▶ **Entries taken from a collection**

-- Start --

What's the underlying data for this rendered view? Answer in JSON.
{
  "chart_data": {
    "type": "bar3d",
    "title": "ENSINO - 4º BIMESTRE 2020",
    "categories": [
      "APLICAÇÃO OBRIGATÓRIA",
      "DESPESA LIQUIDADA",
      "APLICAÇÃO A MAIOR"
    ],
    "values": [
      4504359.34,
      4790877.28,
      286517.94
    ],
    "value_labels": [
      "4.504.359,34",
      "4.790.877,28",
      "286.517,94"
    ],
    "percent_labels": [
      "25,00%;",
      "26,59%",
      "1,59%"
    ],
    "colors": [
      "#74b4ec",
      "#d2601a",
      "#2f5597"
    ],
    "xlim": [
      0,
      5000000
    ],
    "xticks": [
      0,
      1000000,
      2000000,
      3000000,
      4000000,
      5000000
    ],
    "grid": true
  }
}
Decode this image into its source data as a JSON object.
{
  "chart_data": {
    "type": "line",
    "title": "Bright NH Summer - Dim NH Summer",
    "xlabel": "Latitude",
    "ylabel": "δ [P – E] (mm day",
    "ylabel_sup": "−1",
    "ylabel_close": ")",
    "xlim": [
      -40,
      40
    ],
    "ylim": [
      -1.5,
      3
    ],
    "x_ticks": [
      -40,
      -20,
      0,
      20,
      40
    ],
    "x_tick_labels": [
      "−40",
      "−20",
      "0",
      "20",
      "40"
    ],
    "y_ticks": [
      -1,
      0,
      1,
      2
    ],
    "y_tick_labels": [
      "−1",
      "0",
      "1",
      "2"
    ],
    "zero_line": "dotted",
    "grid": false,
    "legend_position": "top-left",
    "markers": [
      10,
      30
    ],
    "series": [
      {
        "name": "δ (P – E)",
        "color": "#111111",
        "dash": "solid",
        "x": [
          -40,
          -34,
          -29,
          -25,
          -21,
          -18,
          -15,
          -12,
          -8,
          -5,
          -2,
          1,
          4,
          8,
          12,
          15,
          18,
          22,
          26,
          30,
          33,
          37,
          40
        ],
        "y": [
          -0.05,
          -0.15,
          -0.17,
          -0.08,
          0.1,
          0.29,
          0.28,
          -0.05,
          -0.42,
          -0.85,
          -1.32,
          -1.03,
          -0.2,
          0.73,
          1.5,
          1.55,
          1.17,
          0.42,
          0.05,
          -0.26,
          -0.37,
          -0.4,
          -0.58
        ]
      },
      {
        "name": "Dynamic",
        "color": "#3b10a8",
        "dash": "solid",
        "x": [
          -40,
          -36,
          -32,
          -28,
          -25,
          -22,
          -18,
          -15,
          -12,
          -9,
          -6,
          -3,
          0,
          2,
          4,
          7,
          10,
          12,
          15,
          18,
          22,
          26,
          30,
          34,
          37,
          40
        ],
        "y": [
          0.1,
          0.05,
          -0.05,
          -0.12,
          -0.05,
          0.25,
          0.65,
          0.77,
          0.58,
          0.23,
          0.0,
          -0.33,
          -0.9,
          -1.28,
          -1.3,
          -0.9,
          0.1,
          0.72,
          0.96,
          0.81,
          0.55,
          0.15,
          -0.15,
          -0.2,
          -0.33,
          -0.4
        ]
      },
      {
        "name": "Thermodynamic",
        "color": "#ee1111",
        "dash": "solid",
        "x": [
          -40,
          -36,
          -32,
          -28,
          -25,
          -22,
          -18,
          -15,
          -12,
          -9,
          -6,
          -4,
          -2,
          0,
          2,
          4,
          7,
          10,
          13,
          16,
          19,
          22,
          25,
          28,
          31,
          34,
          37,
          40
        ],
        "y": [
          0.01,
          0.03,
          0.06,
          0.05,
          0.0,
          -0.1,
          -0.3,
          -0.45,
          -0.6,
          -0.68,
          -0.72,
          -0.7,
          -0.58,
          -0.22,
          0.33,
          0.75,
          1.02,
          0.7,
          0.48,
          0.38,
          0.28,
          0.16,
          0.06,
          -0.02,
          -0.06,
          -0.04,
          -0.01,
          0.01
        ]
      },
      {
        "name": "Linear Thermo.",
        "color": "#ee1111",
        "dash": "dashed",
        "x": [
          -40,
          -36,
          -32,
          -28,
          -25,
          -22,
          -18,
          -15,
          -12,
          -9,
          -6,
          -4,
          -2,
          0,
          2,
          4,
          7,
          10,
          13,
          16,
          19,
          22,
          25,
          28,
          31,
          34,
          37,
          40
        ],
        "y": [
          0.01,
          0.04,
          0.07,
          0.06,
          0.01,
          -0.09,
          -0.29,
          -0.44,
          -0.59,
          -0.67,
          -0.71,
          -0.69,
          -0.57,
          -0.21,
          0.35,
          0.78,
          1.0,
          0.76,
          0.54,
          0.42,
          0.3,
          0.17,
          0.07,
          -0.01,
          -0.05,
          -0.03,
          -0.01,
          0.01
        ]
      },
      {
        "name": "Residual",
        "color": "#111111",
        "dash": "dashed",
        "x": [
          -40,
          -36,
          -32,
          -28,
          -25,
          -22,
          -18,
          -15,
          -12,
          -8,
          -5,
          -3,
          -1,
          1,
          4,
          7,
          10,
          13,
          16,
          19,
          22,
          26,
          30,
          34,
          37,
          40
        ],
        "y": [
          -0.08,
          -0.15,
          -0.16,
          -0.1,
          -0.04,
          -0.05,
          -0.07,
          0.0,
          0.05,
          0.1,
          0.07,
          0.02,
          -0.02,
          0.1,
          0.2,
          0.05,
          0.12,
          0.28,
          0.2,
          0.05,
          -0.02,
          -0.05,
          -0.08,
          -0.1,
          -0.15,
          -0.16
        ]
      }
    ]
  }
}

-- End --

▶ **What the task requires**
Read the data above. Pull out each line in which the string "APLICAÇÃO" appears.

▶ **Output for this task**
      "APLICAÇÃO OBRIGATÓRIA",
      "APLICAÇÃO A MAIOR"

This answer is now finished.